(Data entries)
▶

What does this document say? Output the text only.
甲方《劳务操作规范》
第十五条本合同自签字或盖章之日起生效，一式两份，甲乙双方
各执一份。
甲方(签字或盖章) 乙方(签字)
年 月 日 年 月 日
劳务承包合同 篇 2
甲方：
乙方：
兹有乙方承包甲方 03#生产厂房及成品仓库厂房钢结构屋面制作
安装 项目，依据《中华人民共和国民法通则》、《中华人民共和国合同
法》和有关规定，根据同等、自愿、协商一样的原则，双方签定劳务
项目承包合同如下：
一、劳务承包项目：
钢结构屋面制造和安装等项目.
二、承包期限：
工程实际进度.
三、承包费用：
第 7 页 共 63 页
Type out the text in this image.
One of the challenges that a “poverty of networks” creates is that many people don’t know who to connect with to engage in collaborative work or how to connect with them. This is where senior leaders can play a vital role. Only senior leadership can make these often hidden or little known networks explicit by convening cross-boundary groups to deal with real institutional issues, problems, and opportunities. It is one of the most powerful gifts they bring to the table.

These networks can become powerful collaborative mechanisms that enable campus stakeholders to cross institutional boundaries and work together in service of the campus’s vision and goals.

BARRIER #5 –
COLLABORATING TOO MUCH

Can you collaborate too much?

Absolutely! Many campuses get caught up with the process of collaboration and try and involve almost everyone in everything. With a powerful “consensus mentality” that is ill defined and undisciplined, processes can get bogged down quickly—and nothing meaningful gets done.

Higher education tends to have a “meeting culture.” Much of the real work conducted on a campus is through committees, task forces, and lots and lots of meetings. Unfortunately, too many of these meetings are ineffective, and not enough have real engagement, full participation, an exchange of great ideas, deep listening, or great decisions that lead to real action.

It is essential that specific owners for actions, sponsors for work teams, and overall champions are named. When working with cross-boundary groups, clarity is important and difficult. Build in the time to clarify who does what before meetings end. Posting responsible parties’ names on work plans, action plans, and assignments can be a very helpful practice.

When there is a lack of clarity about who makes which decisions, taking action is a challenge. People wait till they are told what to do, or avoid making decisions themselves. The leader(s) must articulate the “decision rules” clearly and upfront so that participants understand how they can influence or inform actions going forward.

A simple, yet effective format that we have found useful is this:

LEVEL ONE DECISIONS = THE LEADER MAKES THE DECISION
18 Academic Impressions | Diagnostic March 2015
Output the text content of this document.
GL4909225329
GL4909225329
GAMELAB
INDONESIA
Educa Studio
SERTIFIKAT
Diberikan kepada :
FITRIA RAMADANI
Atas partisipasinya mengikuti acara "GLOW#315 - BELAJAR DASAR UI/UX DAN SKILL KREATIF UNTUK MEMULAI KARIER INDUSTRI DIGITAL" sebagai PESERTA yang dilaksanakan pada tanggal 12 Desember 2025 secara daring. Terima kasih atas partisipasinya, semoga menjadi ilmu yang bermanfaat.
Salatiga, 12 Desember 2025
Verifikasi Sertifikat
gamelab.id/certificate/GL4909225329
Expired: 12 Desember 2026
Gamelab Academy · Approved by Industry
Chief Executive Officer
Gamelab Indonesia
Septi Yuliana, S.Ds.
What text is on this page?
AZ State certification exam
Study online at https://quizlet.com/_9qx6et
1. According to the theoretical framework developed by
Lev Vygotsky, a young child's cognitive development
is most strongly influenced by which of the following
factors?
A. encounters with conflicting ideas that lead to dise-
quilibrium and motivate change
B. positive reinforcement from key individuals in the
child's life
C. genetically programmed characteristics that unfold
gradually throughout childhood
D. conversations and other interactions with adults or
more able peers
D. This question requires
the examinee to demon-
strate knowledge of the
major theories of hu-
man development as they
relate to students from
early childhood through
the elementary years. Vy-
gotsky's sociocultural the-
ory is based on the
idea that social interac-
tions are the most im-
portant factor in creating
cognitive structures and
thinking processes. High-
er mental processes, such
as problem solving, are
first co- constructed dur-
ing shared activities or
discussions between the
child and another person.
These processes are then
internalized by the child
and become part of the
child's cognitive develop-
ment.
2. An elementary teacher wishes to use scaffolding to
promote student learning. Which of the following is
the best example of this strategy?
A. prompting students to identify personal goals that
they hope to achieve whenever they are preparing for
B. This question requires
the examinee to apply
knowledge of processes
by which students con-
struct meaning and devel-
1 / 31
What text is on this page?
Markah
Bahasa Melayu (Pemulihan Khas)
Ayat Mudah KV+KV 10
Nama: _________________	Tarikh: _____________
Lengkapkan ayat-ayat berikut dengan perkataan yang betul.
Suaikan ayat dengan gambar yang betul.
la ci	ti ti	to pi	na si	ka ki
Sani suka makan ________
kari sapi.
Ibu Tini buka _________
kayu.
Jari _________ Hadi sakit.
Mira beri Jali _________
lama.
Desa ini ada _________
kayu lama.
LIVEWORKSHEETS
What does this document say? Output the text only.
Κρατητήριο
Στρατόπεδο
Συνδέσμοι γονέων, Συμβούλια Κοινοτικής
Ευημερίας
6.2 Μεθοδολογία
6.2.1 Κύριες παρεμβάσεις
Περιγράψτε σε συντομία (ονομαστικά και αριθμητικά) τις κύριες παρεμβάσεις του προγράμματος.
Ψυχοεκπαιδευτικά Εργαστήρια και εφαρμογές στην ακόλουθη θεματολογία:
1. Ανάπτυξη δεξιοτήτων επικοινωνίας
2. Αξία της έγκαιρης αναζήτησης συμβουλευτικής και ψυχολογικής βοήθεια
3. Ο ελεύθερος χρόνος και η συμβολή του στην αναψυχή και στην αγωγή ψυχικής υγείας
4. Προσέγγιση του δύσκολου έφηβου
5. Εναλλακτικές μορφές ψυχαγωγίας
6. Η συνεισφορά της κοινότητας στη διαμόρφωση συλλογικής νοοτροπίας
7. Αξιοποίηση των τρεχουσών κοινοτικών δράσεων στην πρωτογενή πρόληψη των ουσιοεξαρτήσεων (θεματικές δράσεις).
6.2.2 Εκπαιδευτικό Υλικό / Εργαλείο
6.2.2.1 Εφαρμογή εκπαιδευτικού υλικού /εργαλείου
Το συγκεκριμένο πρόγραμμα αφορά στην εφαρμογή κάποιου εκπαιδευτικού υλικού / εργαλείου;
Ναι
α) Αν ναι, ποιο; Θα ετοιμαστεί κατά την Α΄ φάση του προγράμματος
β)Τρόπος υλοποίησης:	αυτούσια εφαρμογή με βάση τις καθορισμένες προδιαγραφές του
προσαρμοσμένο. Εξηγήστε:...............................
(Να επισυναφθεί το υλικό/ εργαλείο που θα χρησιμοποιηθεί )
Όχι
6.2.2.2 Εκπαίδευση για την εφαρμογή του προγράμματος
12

◀

YOUR TASK: Pull out every line in the data above that has the word "cognitive".

REPLY:
Lev Vygotsky, a young child's cognitive development
cognitive structures and
child's cognitive develop-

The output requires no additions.